REQUIRED WORK:
Print all the data, keeping every line exactly as it is.
══ STORED RECORDS
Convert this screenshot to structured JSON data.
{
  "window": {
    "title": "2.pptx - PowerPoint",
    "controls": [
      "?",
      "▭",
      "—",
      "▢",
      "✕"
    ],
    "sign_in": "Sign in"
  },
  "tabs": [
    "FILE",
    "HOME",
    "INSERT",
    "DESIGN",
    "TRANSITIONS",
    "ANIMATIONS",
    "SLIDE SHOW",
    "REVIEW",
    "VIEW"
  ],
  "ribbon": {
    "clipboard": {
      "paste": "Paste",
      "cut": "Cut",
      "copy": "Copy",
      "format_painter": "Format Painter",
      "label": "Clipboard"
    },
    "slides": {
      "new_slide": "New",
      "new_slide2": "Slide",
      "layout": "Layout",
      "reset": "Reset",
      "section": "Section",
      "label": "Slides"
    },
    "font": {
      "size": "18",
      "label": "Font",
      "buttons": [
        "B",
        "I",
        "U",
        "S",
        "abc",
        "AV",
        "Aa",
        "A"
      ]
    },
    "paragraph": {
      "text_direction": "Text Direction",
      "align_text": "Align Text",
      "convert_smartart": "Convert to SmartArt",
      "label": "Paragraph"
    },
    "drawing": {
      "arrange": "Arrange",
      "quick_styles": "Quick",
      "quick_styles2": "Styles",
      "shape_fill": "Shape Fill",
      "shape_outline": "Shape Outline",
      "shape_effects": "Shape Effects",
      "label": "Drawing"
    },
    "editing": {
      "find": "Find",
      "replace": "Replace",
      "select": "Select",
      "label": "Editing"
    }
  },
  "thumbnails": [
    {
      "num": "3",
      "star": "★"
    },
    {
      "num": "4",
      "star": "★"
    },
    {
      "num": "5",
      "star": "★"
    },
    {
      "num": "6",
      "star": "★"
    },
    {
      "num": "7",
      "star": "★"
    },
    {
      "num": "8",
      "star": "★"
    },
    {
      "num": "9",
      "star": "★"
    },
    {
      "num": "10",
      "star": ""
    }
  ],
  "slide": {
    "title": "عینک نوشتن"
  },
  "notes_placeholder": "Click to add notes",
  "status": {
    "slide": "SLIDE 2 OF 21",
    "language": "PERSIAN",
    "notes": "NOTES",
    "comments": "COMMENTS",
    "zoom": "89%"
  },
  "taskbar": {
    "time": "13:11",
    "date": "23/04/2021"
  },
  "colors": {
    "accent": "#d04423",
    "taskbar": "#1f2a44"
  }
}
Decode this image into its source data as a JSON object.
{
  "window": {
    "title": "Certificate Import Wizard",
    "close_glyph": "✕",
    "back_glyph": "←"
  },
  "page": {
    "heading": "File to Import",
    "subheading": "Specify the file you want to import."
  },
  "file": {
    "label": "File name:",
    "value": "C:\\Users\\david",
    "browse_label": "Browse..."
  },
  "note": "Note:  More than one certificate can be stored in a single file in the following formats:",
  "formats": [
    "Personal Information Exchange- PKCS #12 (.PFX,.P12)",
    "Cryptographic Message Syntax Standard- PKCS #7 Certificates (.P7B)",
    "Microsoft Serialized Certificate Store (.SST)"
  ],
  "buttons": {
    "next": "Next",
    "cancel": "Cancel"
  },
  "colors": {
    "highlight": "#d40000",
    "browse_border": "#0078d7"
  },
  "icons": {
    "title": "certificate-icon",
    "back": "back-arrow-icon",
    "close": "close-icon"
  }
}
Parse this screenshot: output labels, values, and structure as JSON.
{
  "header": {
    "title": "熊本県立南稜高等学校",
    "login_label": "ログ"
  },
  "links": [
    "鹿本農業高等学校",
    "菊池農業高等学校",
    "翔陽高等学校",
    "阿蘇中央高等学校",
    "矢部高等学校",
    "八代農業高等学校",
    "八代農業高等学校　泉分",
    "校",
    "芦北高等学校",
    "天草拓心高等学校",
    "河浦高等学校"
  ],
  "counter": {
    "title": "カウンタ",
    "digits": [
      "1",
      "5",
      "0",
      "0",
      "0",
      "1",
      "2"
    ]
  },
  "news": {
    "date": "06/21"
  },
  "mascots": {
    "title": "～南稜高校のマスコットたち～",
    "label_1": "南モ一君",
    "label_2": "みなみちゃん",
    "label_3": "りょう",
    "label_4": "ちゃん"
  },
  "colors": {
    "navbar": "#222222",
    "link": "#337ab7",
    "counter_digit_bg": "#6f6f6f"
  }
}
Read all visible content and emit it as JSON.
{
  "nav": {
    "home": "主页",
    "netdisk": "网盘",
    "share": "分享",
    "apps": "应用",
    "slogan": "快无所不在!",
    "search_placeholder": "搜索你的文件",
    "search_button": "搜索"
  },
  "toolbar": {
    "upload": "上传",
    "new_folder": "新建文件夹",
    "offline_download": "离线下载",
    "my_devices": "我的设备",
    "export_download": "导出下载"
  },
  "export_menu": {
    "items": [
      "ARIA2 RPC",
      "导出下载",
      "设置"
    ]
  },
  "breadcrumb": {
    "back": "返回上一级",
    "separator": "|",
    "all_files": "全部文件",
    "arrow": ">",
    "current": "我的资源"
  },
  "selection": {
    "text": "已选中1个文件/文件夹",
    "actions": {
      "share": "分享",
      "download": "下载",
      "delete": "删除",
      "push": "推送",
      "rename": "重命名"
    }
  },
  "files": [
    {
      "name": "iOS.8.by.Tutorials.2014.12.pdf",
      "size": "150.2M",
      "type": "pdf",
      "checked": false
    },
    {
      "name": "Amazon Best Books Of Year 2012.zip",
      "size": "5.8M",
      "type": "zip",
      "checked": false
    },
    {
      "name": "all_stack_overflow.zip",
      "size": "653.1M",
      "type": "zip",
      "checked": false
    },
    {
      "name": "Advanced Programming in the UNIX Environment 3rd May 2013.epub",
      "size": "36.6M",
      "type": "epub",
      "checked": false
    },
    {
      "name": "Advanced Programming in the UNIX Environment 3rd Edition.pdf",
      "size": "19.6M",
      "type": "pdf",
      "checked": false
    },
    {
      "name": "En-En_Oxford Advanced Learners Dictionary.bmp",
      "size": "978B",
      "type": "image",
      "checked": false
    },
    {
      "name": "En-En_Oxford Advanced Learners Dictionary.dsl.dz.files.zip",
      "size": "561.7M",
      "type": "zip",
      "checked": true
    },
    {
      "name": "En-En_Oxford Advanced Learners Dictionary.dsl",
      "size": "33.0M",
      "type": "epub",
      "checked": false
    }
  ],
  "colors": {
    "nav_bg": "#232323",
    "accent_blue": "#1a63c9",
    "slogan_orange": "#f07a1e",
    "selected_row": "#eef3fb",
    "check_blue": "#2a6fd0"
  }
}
════
WORKED ANSWER:
Convert this screenshot to structured JSON data.
{
  "window": {
    "title": "2.pptx - PowerPoint",
    "controls": [
      "?",
      "▭",
      "—",
      "▢",
      "✕"
    ],
    "sign_in": "Sign in"
  },
  "tabs": [
    "FILE",
    "HOME",
    "INSERT",
    "DESIGN",
    "TRANSITIONS",
    "ANIMATIONS",
    "SLIDE SHOW",
    "REVIEW",
    "VIEW"
  ],
  "ribbon": {
    "clipboard": {
      "paste": "Paste",
      "cut": "Cut",
      "copy": "Copy",
      "format_painter": "Format Painter",
      "label": "Clipboard"
    },
    "slides": {
      "new_slide": "New",
      "new_slide2": "Slide",
      "layout": "Layout",
      "reset": "Reset",
      "section": "Section",
      "label": "Slides"
    },
    "font": {
      "size": "18",
      "label": "Font",
      "buttons": [
        "B",
        "I",
        "U",
        "S",
        "abc",
        "AV",
        "Aa",
        "A"
      ]
    },
    "paragraph": {
      "text_direction": "Text Direction",
      "align_text": "Align Text",
      "convert_smartart": "Convert to SmartArt",
      "label": "Paragraph"
    },
    "drawing": {
      "arrange": "Arrange",
      "quick_styles": "Quick",
      "quick_styles2": "Styles",
      "shape_fill": "Shape Fill",
      "shape_outline": "Shape Outline",
      "shape_effects": "Shape Effects",
      "label": "Drawing"
    },
    "editing": {
      "find": "Find",
      "replace": "Replace",
      "select": "Select",
      "label": "Editing"
    }
  },
  "thumbnails": [
    {
      "num": "3",
      "star": "★"
    },
    {
      "num": "4",
      "star": "★"
    },
    {
      "num": "5",
      "star": "★"
    },
    {
      "num": "6",
      "star": "★"
    },
    {
      "num": "7",
      "star": "★"
    },
    {
      "num": "8",
      "star": "★"
    },
    {
      "num": "9",
      "star": "★"
    },
    {
      "num": "10",
      "star": ""
    }
  ],
  "slide": {
    "title": "عینک نوشتن"
  },
  "notes_placeholder": "Click to add notes",
  "status": {
    "slide": "SLIDE 2 OF 21",
    "language": "PERSIAN",
    "notes": "NOTES",
    "comments": "COMMENTS",
    "zoom": "89%"
  },
  "taskbar": {
    "time": "13:11",
    "date": "23/04/2021"
  },
  "colors": {
    "accent": "#d04423",
    "taskbar": "#1f2a44"
  }
}
Decode this image into its source data as a JSON object.
{
  "window": {
    "title": "Certificate Import Wizard",
    "close_glyph": "✕",
    "back_glyph": "←"
  },
  "page": {
    "heading": "File to Import",
    "subheading": "Specify the file you want to import."
  },
  "file": {
    "label": "File name:",
    "value": "C:\\Users\\david",
    "browse_label": "Browse..."
  },
  "note": "Note:  More than one certificate can be stored in a single file in the following formats:",
  "formats": [
    "Personal Information Exchange- PKCS #12 (.PFX,.P12)",
    "Cryptographic Message Syntax Standard- PKCS #7 Certificates (.P7B)",
    "Microsoft Serialized Certificate Store (.SST)"
  ],
  "buttons": {
    "next": "Next",
    "cancel": "Cancel"
  },
  "colors": {
    "highlight": "#d40000",
    "browse_border": "#0078d7"
  },
  "icons": {
    "title": "certificate-icon",
    "back": "back-arrow-icon",
    "close": "close-icon"
  }
}
Parse this screenshot: output labels, values, and structure as JSON.
{
  "header": {
    "title": "熊本県立南稜高等学校",
    "login_label": "ログ"
  },
  "links": [
    "鹿本農業高等学校",
    "菊池農業高等学校",
    "翔陽高等学校",
    "阿蘇中央高等学校",
    "矢部高等学校",
    "八代農業高等学校",
    "八代農業高等学校　泉分",
    "校",
    "芦北高等学校",
    "天草拓心高等学校",
    "河浦高等学校"
  ],
  "counter": {
    "title": "カウンタ",
    "digits": [
      "1",
      "5",
      "0",
      "0",
      "0",
      "1",
      "2"
    ]
  },
  "news": {
    "date": "06/21"
  },
  "mascots": {
    "title": "～南稜高校のマスコットたち～",
    "label_1": "南モ一君",
    "label_2": "みなみちゃん",
    "label_3": "りょう",
    "label_4": "ちゃん"
  },
  "colors": {
    "navbar": "#222222",
    "link": "#337ab7",
    "counter_digit_bg": "#6f6f6f"
  }
}
Read all visible content and emit it as JSON.
{
  "nav": {
    "home": "主页",
    "netdisk": "网盘",
    "share": "分享",
    "apps": "应用",
    "slogan": "快无所不在!",
    "search_placeholder": "搜索你的文件",
    "search_button": "搜索"
  },
  "toolbar": {
    "upload": "上传",
    "new_folder": "新建文件夹",
    "offline_download": "离线下载",
    "my_devices": "我的设备",
    "export_download": "导出下载"
  },
  "export_menu": {
    "items": [
      "ARIA2 RPC",
      "导出下载",
      "设置"
    ]
  },
  "breadcrumb": {
    "back": "返回上一级",
    "separator": "|",
    "all_files": "全部文件",
    "arrow": ">",
    "current": "我的资源"
  },
  "selection": {
    "text": "已选中1个文件/文件夹",
    "actions": {
      "share": "分享",
      "download": "下载",
      "delete": "删除",
      "push": "推送",
      "rename": "重命名"
    }
  },
  "files": [
    {
      "name": "iOS.8.by.Tutorials.2014.12.pdf",
      "size": "150.2M",
      "type": "pdf",
      "checked": false
    },
    {
      "name": "Amazon Best Books Of Year 2012.zip",
      "size": "5.8M",
      "type": "zip",
      "checked": false
    },
    {
      "name": "all_stack_overflow.zip",
      "size": "653.1M",
      "type": "zip",
      "checked": false
    },
    {
      "name": "Advanced Programming in the UNIX Environment 3rd May 2013.epub",
      "size": "36.6M",
      "type": "epub",
      "checked": false
    },
    {
      "name": "Advanced Programming in the UNIX Environment 3rd Edition.pdf",
      "size": "19.6M",
      "type": "pdf",
      "checked": false
    },
    {
      "name": "En-En_Oxford Advanced Learners Dictionary.bmp",
      "size": "978B",
      "type": "image",
      "checked": false
    },
    {
      "name": "En-En_Oxford Advanced Learners Dictionary.dsl.dz.files.zip",
      "size": "561.7M",
      "type": "zip",
      "checked": true
    },
    {
      "name": "En-En_Oxford Advanced Learners Dictionary.dsl",
      "size": "33.0M",
      "type": "epub",
      "checked": false
    }
  ],
  "colors": {
    "nav_bg": "#232323",
    "accent_blue": "#1a63c9",
    "slogan_orange": "#f07a1e",
    "selected_row": "#eef3fb",
    "check_blue": "#2a6fd0"
  }
}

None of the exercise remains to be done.